STATED TASK → Output each entry exactly; skip nothing.

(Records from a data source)
● ● ● ● ●

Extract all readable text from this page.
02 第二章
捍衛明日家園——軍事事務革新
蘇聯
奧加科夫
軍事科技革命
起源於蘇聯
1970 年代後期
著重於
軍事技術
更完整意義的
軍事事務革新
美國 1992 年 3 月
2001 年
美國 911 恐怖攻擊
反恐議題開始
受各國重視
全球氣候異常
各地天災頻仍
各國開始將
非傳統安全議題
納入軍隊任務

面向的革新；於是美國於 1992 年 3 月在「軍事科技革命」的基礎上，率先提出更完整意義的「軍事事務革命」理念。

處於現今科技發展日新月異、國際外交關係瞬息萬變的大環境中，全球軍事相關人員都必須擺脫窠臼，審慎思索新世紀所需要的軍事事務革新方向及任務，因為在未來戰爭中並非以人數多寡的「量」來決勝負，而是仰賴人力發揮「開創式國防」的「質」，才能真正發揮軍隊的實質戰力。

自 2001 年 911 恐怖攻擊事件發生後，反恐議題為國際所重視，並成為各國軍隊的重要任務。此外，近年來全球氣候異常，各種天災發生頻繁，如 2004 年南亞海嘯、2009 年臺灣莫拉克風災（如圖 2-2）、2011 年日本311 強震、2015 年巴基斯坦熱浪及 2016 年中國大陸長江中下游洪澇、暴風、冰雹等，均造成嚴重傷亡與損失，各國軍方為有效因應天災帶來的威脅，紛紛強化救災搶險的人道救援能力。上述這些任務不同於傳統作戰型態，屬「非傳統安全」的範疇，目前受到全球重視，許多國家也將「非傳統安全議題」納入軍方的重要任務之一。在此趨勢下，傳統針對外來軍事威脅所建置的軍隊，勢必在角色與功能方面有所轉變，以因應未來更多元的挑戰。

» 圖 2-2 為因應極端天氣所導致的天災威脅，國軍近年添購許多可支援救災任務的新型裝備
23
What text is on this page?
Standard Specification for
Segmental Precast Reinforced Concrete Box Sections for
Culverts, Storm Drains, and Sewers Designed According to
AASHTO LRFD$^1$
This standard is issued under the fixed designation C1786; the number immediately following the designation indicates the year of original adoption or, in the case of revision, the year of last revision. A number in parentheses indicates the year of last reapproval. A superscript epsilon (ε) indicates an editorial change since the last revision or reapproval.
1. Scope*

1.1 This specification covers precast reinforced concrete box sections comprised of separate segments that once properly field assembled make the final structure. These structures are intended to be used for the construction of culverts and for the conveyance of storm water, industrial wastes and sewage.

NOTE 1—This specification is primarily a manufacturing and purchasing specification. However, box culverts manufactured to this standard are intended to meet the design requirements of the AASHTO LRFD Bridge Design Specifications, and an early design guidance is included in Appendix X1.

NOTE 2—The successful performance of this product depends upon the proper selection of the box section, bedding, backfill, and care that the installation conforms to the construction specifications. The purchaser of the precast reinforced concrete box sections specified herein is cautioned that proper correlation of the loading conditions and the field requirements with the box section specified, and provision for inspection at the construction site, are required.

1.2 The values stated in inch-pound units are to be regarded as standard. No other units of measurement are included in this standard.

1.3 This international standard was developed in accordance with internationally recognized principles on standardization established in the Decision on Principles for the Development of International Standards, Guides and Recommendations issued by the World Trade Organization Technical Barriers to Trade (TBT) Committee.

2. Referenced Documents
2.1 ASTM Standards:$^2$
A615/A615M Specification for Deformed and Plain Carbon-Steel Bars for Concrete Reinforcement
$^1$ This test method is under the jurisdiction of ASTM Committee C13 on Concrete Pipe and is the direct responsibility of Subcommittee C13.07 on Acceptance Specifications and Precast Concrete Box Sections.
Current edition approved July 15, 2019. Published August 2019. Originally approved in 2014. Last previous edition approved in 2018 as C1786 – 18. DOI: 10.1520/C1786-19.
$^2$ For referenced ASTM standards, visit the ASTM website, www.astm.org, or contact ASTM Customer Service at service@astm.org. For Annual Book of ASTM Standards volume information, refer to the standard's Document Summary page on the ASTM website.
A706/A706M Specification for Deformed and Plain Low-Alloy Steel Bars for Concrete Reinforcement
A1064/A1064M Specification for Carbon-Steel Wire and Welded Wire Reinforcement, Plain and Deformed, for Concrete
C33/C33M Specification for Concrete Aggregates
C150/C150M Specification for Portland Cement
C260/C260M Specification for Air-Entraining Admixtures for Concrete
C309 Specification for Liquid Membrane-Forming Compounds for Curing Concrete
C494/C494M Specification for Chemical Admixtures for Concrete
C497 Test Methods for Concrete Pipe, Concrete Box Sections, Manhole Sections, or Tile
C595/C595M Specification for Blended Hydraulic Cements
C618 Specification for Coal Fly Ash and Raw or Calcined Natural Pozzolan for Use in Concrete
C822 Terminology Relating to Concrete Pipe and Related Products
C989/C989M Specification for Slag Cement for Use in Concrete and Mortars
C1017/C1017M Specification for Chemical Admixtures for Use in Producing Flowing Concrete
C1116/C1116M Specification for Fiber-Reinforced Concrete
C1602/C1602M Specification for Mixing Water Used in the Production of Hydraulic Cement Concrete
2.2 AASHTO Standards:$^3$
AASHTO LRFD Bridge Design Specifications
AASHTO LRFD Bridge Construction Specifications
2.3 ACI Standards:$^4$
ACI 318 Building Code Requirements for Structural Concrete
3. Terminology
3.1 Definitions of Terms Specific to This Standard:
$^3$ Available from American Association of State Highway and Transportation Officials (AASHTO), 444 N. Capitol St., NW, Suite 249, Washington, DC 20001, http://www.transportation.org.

● ● ● ● ●

RESPONSE FOR THIS EXERCISE →
Extract all readable text from this page.
02 第二章
捍衛明日家園——軍事事務革新
蘇聯
奧加科夫
軍事科技革命
起源於蘇聯
1970 年代後期
著重於
軍事技術
更完整意義的
軍事事務革新
美國 1992 年 3 月
2001 年
美國 911 恐怖攻擊
反恐議題開始
受各國重視
全球氣候異常
各地天災頻仍
各國開始將
非傳統安全議題
納入軍隊任務

面向的革新；於是美國於 1992 年 3 月在「軍事科技革命」的基礎上，率先提出更完整意義的「軍事事務革命」理念。

處於現今科技發展日新月異、國際外交關係瞬息萬變的大環境中，全球軍事相關人員都必須擺脫窠臼，審慎思索新世紀所需要的軍事事務革新方向及任務，因為在未來戰爭中並非以人數多寡的「量」來決勝負，而是仰賴人力發揮「開創式國防」的「質」，才能真正發揮軍隊的實質戰力。

自 2001 年 911 恐怖攻擊事件發生後，反恐議題為國際所重視，並成為各國軍隊的重要任務。此外，近年來全球氣候異常，各種天災發生頻繁，如 2004 年南亞海嘯、2009 年臺灣莫拉克風災（如圖 2-2）、2011 年日本311 強震、2015 年巴基斯坦熱浪及 2016 年中國大陸長江中下游洪澇、暴風、冰雹等，均造成嚴重傷亡與損失，各國軍方為有效因應天災帶來的威脅，紛紛強化救災搶險的人道救援能力。上述這些任務不同於傳統作戰型態，屬「非傳統安全」的範疇，目前受到全球重視，許多國家也將「非傳統安全議題」納入軍方的重要任務之一。在此趨勢下，傳統針對外來軍事威脅所建置的軍隊，勢必在角色與功能方面有所轉變，以因應未來更多元的挑戰。

» 圖 2-2 為因應極端天氣所導致的天災威脅，國軍近年添購許多可支援救災任務的新型裝備
23
What text is on this page?
Standard Specification for
Segmental Precast Reinforced Concrete Box Sections for
Culverts, Storm Drains, and Sewers Designed According to
AASHTO LRFD$^1$
This standard is issued under the fixed designation C1786; the number immediately following the designation indicates the year of original adoption or, in the case of revision, the year of last revision. A number in parentheses indicates the year of last reapproval. A superscript epsilon (ε) indicates an editorial change since the last revision or reapproval.
1. Scope*

1.1 This specification covers precast reinforced concrete box sections comprised of separate segments that once properly field assembled make the final structure. These structures are intended to be used for the construction of culverts and for the conveyance of storm water, industrial wastes and sewage.

NOTE 1—This specification is primarily a manufacturing and purchasing specification. However, box culverts manufactured to this standard are intended to meet the design requirements of the AASHTO LRFD Bridge Design Specifications, and an early design guidance is included in Appendix X1.

NOTE 2—The successful performance of this product depends upon the proper selection of the box section, bedding, backfill, and care that the installation conforms to the construction specifications. The purchaser of the precast reinforced concrete box sections specified herein is cautioned that proper correlation of the loading conditions and the field requirements with the box section specified, and provision for inspection at the construction site, are required.

1.2 The values stated in inch-pound units are to be regarded as standard. No other units of measurement are included in this standard.

1.3 This international standard was developed in accordance with internationally recognized principles on standardization established in the Decision on Principles for the Development of International Standards, Guides and Recommendations issued by the World Trade Organization Technical Barriers to Trade (TBT) Committee.

2. Referenced Documents
2.1 ASTM Standards:$^2$
A615/A615M Specification for Deformed and Plain Carbon-Steel Bars for Concrete Reinforcement
$^1$ This test method is under the jurisdiction of ASTM Committee C13 on Concrete Pipe and is the direct responsibility of Subcommittee C13.07 on Acceptance Specifications and Precast Concrete Box Sections.
Current edition approved July 15, 2019. Published August 2019. Originally approved in 2014. Last previous edition approved in 2018 as C1786 – 18. DOI: 10.1520/C1786-19.
$^2$ For referenced ASTM standards, visit the ASTM website, www.astm.org, or contact ASTM Customer Service at service@astm.org. For Annual Book of ASTM Standards volume information, refer to the standard's Document Summary page on the ASTM website.
A706/A706M Specification for Deformed and Plain Low-Alloy Steel Bars for Concrete Reinforcement
A1064/A1064M Specification for Carbon-Steel Wire and Welded Wire Reinforcement, Plain and Deformed, for Concrete
C33/C33M Specification for Concrete Aggregates
C150/C150M Specification for Portland Cement
C260/C260M Specification for Air-Entraining Admixtures for Concrete
C309 Specification for Liquid Membrane-Forming Compounds for Curing Concrete
C494/C494M Specification for Chemical Admixtures for Concrete
C497 Test Methods for Concrete Pipe, Concrete Box Sections, Manhole Sections, or Tile
C595/C595M Specification for Blended Hydraulic Cements
C618 Specification for Coal Fly Ash and Raw or Calcined Natural Pozzolan for Use in Concrete
C822 Terminology Relating to Concrete Pipe and Related Products
C989/C989M Specification for Slag Cement for Use in Concrete and Mortars
C1017/C1017M Specification for Chemical Admixtures for Use in Producing Flowing Concrete
C1116/C1116M Specification for Fiber-Reinforced Concrete
C1602/C1602M Specification for Mixing Water Used in the Production of Hydraulic Cement Concrete
2.2 AASHTO Standards:$^3$
AASHTO LRFD Bridge Design Specifications
AASHTO LRFD Bridge Construction Specifications
2.3 ACI Standards:$^4$
ACI 318 Building Code Requirements for Structural Concrete
3. Terminology
3.1 Definitions of Terms Specific to This Standard:
$^3$ Available from American Association of State Highway and Transportation Officials (AASHTO), 444 N. Capitol St., NW, Suite 249, Washington, DC 20001, http://www.transportation.org.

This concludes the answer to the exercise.